» **GOAL OF THE EXERCISE**
In the listing below, locate the lines bearing the word "screenshot". Copy every one of them.

» **DATA IN THIS EXERCISE**
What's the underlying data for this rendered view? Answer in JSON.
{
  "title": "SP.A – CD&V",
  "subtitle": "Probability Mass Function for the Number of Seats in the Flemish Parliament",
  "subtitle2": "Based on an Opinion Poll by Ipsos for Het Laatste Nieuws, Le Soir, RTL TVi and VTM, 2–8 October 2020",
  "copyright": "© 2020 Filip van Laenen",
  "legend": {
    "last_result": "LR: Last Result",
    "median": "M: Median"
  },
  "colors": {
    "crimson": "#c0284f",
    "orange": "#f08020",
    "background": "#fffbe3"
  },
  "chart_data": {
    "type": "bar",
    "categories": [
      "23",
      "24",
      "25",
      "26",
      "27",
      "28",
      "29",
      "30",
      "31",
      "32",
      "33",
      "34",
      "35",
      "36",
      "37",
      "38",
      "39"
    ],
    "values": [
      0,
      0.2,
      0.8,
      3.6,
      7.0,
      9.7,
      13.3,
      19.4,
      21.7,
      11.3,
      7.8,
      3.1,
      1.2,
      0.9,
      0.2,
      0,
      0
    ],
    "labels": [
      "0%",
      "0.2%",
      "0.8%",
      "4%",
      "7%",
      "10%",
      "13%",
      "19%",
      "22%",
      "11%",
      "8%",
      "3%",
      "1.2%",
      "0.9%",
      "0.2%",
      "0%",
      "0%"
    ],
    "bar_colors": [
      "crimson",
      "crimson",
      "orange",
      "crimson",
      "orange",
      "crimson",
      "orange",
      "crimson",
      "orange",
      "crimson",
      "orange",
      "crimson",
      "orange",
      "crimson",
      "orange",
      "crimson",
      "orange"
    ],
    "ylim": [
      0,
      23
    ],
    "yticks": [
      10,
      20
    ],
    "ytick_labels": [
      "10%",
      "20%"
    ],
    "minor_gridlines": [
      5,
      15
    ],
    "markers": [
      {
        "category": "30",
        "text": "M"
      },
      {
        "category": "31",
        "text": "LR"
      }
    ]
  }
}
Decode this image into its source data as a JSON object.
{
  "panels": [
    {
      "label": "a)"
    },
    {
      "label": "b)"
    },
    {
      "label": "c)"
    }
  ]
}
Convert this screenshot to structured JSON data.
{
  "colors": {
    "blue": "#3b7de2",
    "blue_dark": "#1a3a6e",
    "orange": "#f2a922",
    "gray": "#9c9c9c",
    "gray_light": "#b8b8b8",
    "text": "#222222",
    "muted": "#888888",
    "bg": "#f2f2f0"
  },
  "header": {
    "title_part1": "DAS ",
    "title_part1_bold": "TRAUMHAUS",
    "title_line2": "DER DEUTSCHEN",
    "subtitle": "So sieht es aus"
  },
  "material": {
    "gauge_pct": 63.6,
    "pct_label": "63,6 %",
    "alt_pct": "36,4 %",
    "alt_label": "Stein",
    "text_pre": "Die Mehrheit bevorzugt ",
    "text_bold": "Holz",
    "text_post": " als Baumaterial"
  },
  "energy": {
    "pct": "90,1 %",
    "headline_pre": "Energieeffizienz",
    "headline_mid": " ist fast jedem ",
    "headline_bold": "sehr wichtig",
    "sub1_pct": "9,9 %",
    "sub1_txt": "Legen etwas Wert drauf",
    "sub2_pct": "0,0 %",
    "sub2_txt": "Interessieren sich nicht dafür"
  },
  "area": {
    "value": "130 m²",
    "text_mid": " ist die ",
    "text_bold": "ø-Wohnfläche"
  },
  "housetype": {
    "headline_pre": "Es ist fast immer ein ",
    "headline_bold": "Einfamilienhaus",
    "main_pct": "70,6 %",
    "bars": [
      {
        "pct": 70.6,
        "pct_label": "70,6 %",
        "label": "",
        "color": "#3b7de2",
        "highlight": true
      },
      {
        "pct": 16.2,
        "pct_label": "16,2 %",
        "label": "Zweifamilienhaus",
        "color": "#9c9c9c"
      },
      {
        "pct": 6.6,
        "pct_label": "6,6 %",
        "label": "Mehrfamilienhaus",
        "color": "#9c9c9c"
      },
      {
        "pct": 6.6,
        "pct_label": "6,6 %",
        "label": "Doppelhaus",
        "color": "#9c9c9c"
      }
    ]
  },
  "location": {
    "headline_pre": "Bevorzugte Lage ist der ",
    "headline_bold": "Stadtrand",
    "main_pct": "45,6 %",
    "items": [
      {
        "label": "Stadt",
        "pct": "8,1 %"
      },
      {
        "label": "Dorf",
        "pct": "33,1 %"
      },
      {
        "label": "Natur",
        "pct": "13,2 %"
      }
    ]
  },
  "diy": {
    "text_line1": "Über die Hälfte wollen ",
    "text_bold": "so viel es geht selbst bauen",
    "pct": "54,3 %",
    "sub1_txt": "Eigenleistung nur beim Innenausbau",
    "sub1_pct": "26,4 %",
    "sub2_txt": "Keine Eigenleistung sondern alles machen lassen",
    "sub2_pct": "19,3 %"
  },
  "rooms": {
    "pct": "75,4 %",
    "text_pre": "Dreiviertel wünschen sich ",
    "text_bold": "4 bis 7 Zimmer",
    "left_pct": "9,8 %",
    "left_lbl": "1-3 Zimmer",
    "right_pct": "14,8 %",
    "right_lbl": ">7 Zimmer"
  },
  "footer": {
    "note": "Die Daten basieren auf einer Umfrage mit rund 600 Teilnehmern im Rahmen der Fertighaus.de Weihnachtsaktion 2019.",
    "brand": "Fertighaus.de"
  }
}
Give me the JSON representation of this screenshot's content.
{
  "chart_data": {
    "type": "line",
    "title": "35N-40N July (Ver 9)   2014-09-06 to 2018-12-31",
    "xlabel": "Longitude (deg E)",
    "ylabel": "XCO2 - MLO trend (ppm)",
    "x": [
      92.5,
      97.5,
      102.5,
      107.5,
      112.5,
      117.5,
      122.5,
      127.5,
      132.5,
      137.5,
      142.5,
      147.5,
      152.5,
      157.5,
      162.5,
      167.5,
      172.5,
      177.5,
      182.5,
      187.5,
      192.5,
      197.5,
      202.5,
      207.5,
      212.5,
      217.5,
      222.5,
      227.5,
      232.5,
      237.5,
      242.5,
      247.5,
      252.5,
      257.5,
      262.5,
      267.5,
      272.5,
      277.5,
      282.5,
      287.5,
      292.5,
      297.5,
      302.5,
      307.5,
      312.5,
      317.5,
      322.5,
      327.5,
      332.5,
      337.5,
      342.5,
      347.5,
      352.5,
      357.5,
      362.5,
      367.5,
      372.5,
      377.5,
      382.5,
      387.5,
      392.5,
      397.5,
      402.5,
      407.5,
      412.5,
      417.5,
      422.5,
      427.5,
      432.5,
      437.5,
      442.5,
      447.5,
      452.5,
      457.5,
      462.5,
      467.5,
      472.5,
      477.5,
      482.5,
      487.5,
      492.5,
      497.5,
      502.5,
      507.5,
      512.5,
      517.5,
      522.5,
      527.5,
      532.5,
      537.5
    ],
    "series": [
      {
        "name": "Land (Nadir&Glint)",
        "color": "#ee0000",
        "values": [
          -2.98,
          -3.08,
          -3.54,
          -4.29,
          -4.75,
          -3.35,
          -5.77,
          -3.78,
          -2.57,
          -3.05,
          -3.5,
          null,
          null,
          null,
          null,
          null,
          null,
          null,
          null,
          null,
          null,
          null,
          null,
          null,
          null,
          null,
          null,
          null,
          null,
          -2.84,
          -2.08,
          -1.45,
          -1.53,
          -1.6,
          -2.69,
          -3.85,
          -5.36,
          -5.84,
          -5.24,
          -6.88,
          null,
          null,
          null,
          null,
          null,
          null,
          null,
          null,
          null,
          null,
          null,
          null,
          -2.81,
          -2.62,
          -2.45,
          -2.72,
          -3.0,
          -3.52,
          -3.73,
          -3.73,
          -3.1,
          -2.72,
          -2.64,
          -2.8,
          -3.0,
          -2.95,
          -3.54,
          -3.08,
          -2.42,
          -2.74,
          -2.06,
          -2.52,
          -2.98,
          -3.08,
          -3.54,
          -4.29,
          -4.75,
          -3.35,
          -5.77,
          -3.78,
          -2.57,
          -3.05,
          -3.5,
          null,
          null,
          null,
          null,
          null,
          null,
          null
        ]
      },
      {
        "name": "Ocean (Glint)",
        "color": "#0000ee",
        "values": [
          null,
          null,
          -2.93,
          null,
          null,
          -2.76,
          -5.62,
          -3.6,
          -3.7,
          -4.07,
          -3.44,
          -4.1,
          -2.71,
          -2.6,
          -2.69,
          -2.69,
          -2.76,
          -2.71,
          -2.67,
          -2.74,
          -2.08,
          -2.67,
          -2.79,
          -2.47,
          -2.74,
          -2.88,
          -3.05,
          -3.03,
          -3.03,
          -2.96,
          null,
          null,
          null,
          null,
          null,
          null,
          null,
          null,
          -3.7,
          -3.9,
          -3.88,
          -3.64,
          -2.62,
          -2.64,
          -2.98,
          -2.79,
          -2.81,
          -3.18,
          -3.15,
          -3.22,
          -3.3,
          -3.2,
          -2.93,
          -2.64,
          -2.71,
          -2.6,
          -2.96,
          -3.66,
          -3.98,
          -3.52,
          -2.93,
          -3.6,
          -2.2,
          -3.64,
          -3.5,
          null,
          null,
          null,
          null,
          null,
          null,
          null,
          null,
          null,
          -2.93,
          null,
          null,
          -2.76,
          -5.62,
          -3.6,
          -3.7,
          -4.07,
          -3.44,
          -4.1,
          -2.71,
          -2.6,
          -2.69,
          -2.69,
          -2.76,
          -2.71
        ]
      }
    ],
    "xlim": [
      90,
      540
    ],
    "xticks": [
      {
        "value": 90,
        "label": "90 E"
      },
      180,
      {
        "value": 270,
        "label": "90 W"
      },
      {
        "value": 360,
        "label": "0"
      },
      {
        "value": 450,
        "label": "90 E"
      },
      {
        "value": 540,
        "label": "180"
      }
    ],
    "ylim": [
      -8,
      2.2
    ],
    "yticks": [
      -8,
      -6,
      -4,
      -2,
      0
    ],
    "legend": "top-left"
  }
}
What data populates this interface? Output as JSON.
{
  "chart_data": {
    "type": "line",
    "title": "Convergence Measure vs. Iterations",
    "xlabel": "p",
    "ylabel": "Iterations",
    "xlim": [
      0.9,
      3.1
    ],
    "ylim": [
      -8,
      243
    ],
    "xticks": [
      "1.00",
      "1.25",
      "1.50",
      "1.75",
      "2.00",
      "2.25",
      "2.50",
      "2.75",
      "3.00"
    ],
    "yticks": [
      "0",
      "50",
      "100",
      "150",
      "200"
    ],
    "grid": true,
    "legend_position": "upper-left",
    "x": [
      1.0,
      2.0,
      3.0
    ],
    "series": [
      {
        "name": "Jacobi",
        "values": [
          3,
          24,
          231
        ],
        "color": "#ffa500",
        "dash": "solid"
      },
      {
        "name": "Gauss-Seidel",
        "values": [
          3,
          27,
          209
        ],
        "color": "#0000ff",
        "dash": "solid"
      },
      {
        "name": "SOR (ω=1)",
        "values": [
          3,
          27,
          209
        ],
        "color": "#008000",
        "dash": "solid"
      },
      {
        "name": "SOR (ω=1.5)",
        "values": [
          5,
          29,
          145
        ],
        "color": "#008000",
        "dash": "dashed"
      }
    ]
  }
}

» **COMPLETED TASK**
Convert this screenshot to structured JSON data.
Give me the JSON representation of this screenshot's content.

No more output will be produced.